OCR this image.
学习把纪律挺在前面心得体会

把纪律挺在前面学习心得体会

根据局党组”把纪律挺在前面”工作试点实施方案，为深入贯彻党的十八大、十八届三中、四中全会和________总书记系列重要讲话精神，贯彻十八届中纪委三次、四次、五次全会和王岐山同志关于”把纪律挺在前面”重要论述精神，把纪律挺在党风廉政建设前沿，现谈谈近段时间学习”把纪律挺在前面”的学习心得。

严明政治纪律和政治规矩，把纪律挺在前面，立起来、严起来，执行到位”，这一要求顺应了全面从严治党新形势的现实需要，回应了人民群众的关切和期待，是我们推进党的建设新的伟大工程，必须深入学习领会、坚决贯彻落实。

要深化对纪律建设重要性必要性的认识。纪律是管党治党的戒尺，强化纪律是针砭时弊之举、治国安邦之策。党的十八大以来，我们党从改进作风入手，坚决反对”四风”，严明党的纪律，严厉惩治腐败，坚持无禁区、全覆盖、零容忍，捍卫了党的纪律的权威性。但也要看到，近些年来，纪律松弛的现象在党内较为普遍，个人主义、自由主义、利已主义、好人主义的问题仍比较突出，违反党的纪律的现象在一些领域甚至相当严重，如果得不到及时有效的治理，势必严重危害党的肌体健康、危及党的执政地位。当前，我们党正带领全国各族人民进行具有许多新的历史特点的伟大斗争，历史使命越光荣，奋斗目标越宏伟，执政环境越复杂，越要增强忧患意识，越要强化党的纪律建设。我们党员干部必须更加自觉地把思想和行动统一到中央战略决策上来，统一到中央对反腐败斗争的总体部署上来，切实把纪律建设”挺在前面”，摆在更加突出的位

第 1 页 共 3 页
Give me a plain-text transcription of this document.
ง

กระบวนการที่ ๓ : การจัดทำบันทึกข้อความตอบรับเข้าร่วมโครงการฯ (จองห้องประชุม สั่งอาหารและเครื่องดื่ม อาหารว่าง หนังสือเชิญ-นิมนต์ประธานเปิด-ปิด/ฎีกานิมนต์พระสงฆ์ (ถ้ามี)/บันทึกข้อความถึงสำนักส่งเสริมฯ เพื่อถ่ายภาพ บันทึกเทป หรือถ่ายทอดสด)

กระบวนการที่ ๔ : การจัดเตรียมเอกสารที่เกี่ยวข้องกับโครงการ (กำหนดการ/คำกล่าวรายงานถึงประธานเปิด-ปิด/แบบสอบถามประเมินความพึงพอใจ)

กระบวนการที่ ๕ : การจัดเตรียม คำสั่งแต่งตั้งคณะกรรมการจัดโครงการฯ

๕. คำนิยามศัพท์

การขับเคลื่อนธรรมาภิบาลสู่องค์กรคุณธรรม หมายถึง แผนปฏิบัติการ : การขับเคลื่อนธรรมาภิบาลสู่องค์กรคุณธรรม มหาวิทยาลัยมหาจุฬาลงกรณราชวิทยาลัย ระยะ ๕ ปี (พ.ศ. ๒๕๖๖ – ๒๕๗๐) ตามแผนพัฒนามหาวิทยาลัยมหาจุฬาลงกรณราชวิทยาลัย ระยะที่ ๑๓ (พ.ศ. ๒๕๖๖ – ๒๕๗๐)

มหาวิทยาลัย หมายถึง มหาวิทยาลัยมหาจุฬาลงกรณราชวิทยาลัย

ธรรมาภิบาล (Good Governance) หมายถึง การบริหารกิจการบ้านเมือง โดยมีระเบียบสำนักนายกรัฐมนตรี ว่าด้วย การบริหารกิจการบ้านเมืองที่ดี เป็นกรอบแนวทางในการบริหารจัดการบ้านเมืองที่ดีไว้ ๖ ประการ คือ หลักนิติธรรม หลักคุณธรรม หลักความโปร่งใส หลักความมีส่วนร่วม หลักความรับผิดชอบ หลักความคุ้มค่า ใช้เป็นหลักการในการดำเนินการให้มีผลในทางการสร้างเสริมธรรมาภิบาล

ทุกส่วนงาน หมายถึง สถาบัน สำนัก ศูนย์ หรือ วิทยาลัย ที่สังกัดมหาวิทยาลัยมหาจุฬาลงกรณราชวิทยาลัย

→ Set problem:
Faithfully transcribe the whole of the data.

→ Output:
OCR this image.
学习把纪律挺在前面心得体会

把纪律挺在前面学习心得体会

根据局党组”把纪律挺在前面”工作试点实施方案，为深入贯彻党的十八大、十八届三中、四中全会和________总书记系列重要讲话精神，贯彻十八届中纪委三次、四次、五次全会和王岐山同志关于”把纪律挺在前面”重要论述精神，把纪律挺在党风廉政建设前沿，现谈谈近段时间学习”把纪律挺在前面”的学习心得。

严明政治纪律和政治规矩，把纪律挺在前面，立起来、严起来，执行到位”，这一要求顺应了全面从严治党新形势的现实需要，回应了人民群众的关切和期待，是我们推进党的建设新的伟大工程，必须深入学习领会、坚决贯彻落实。

要深化对纪律建设重要性必要性的认识。纪律是管党治党的戒尺，强化纪律是针砭时弊之举、治国安邦之策。党的十八大以来，我们党从改进作风入手，坚决反对”四风”，严明党的纪律，严厉惩治腐败，坚持无禁区、全覆盖、零容忍，捍卫了党的纪律的权威性。但也要看到，近些年来，纪律松弛的现象在党内较为普遍，个人主义、自由主义、利已主义、好人主义的问题仍比较突出，违反党的纪律的现象在一些领域甚至相当严重，如果得不到及时有效的治理，势必严重危害党的肌体健康、危及党的执政地位。当前，我们党正带领全国各族人民进行具有许多新的历史特点的伟大斗争，历史使命越光荣，奋斗目标越宏伟，执政环境越复杂，越要增强忧患意识，越要强化党的纪律建设。我们党员干部必须更加自觉地把思想和行动统一到中央战略决策上来，统一到中央对反腐败斗争的总体部署上来，切实把纪律建设”挺在前面”，摆在更加突出的位

第 1 页 共 3 页
Give me a plain-text transcription of this document.
ง

กระบวนการที่ ๓ : การจัดทำบันทึกข้อความตอบรับเข้าร่วมโครงการฯ (จองห้องประชุม สั่งอาหารและเครื่องดื่ม อาหารว่าง หนังสือเชิญ-นิมนต์ประธานเปิด-ปิด/ฎีกานิมนต์พระสงฆ์ (ถ้ามี)/บันทึกข้อความถึงสำนักส่งเสริมฯ เพื่อถ่ายภาพ บันทึกเทป หรือถ่ายทอดสด)

กระบวนการที่ ๔ : การจัดเตรียมเอกสารที่เกี่ยวข้องกับโครงการ (กำหนดการ/คำกล่าวรายงานถึงประธานเปิด-ปิด/แบบสอบถามประเมินความพึงพอใจ)

กระบวนการที่ ๕ : การจัดเตรียม คำสั่งแต่งตั้งคณะกรรมการจัดโครงการฯ

๕. คำนิยามศัพท์

การขับเคลื่อนธรรมาภิบาลสู่องค์กรคุณธรรม หมายถึง แผนปฏิบัติการ : การขับเคลื่อนธรรมาภิบาลสู่องค์กรคุณธรรม มหาวิทยาลัยมหาจุฬาลงกรณราชวิทยาลัย ระยะ ๕ ปี (พ.ศ. ๒๕๖๖ – ๒๕๗๐) ตามแผนพัฒนามหาวิทยาลัยมหาจุฬาลงกรณราชวิทยาลัย ระยะที่ ๑๓ (พ.ศ. ๒๕๖๖ – ๒๕๗๐)

มหาวิทยาลัย หมายถึง มหาวิทยาลัยมหาจุฬาลงกรณราชวิทยาลัย

ธรรมาภิบาล (Good Governance) หมายถึง การบริหารกิจการบ้านเมือง โดยมีระเบียบสำนักนายกรัฐมนตรี ว่าด้วย การบริหารกิจการบ้านเมืองที่ดี เป็นกรอบแนวทางในการบริหารจัดการบ้านเมืองที่ดีไว้ ๖ ประการ คือ หลักนิติธรรม หลักคุณธรรม หลักความโปร่งใส หลักความมีส่วนร่วม หลักความรับผิดชอบ หลักความคุ้มค่า ใช้เป็นหลักการในการดำเนินการให้มีผลในทางการสร้างเสริมธรรมาภิบาล

ทุกส่วนงาน หมายถึง สถาบัน สำนัก ศูนย์ หรือ วิทยาลัย ที่สังกัดมหาวิทยาลัยมหาจุฬาลงกรณราชวิทยาลัย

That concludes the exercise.